Dataset entries on figures

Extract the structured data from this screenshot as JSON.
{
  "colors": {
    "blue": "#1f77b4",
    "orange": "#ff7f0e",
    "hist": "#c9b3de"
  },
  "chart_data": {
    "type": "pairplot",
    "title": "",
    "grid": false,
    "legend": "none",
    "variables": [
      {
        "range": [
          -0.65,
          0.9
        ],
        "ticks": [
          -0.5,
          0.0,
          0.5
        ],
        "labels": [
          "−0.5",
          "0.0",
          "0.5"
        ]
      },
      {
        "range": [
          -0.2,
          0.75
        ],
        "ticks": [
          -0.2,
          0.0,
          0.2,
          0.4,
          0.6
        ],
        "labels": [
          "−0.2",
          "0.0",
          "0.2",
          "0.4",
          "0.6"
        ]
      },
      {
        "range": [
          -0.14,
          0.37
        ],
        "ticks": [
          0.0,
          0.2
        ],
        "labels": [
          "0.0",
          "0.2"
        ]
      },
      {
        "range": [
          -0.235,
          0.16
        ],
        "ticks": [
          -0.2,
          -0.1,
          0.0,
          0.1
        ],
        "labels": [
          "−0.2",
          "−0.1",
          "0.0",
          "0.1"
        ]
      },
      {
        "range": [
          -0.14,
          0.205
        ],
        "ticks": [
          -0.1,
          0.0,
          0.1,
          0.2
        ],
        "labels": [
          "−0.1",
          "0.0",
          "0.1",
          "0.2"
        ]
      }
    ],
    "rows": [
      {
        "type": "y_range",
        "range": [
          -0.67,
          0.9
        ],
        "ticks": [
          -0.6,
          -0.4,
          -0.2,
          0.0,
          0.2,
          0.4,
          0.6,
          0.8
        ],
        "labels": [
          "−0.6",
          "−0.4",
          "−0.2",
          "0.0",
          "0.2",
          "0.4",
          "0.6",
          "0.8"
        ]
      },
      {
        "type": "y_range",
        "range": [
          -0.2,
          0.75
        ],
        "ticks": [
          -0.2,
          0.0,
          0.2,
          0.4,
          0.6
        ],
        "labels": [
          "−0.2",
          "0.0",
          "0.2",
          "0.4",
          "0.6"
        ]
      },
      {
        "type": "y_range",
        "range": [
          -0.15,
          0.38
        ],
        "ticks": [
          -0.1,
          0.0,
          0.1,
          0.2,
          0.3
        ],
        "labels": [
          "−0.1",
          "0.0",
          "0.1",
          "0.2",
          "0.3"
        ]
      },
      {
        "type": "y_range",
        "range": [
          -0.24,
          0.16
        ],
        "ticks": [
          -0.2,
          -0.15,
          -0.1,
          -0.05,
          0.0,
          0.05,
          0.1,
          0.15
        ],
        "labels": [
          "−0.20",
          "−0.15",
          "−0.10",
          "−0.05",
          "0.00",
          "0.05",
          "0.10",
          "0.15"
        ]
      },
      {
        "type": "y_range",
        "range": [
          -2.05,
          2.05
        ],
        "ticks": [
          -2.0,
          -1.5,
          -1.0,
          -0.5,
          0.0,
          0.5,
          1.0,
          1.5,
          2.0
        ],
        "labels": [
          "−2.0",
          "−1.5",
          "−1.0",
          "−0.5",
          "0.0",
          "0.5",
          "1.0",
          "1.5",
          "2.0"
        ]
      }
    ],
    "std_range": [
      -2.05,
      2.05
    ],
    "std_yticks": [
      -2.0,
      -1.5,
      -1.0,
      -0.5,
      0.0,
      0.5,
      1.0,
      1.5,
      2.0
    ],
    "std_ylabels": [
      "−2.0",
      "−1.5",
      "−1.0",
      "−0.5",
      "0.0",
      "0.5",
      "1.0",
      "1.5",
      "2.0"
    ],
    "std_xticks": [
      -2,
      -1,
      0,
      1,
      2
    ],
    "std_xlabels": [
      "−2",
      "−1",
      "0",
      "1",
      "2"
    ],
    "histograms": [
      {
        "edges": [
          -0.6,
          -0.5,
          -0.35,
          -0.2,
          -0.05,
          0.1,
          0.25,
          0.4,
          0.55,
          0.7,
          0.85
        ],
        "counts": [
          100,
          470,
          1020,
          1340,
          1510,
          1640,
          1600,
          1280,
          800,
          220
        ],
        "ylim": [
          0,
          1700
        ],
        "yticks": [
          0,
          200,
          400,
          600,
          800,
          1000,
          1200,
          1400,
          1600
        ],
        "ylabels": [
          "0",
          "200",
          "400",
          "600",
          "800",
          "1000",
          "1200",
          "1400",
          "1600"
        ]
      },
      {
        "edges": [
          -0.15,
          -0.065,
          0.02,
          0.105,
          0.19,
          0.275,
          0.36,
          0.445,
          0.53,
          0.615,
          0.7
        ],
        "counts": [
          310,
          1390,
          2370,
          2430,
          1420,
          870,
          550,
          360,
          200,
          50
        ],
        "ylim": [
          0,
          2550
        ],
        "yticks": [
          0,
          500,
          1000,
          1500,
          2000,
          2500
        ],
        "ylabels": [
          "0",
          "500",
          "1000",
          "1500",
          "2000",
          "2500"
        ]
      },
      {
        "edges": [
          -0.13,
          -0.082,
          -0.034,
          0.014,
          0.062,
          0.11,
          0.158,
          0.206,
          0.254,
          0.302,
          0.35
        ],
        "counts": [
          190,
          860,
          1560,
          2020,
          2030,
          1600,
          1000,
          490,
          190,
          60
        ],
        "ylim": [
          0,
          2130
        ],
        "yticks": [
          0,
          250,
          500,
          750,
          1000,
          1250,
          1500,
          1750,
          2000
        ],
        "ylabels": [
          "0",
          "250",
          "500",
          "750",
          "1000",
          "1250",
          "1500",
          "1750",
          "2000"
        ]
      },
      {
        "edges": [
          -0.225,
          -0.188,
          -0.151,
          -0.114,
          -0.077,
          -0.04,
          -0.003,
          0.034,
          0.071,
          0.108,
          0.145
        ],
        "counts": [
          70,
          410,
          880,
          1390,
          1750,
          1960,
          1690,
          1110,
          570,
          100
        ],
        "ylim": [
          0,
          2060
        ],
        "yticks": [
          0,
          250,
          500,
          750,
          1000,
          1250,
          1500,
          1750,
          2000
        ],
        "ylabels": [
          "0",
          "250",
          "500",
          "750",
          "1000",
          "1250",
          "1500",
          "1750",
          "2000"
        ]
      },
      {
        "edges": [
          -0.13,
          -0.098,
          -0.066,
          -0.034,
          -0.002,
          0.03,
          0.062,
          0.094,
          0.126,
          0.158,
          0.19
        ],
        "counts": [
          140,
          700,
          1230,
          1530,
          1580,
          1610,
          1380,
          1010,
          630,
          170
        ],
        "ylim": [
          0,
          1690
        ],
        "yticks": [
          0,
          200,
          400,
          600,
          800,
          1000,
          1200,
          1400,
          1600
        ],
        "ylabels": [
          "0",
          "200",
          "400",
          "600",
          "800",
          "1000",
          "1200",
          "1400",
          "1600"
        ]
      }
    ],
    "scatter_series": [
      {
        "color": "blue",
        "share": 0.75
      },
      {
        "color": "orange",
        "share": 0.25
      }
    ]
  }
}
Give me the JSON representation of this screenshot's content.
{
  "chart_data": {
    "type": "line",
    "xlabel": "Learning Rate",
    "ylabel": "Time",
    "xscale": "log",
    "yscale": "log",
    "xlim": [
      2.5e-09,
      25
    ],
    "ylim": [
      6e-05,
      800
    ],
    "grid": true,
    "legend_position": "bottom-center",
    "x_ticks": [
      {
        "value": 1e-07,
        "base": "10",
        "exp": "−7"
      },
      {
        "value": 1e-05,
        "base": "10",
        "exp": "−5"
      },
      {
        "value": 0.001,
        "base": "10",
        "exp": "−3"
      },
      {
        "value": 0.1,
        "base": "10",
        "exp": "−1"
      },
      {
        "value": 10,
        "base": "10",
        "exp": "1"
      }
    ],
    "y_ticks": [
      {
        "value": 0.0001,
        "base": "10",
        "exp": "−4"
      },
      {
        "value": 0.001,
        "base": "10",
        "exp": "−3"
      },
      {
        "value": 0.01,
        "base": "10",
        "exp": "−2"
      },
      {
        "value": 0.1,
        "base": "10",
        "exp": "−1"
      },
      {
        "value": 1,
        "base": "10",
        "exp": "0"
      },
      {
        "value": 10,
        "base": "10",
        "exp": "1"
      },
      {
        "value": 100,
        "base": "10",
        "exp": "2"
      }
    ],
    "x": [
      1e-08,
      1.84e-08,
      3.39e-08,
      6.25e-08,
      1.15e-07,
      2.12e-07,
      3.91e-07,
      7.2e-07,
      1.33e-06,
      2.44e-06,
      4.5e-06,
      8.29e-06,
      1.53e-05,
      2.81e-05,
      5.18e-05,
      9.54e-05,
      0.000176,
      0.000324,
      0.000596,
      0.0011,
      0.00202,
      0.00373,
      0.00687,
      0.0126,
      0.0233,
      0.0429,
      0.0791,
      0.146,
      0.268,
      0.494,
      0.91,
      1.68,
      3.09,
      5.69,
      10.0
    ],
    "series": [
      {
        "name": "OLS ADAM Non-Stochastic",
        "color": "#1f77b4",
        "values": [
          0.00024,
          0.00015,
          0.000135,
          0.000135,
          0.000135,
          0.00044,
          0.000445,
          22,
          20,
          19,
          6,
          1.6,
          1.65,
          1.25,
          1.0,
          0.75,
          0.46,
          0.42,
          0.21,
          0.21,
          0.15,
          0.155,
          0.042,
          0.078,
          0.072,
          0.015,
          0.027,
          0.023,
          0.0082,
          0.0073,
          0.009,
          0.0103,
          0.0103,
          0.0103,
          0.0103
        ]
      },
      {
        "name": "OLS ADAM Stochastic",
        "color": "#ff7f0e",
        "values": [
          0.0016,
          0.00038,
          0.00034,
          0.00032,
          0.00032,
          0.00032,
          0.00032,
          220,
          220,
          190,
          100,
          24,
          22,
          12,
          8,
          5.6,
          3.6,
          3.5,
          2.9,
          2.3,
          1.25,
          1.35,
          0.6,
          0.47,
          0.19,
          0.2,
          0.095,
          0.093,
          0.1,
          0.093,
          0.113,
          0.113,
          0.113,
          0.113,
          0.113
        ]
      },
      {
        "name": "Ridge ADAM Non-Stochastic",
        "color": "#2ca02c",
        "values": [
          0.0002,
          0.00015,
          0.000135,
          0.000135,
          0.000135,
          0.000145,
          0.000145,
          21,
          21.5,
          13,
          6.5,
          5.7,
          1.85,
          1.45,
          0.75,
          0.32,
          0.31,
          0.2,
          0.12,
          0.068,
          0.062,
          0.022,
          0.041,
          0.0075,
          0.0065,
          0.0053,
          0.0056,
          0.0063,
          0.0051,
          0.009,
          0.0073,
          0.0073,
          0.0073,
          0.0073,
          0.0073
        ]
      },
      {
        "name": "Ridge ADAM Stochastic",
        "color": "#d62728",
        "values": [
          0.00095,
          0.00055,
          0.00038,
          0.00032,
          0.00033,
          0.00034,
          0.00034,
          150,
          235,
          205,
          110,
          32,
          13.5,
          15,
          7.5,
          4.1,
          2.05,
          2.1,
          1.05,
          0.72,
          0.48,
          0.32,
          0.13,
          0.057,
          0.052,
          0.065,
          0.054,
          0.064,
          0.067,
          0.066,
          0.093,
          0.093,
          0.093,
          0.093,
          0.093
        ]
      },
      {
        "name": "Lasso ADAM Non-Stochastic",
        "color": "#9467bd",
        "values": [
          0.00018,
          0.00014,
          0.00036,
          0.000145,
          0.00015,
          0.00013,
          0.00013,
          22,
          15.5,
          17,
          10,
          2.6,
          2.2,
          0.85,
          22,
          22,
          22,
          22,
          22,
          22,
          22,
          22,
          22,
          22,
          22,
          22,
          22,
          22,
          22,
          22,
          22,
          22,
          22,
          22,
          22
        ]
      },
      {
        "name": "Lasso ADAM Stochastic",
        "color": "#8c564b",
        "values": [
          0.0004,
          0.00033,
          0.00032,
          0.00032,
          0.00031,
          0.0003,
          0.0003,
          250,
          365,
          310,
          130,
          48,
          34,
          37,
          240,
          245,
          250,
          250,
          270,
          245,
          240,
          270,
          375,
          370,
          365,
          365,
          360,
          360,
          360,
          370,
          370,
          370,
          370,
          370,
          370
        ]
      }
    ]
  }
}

- **THE TASK**
Identify each line of the material where the word "JSON" shows up, and copy it.

- **SOLVED PROBLEM**
Extract the structured data from this screenshot as JSON.
Give me the JSON representation of this screenshot's content.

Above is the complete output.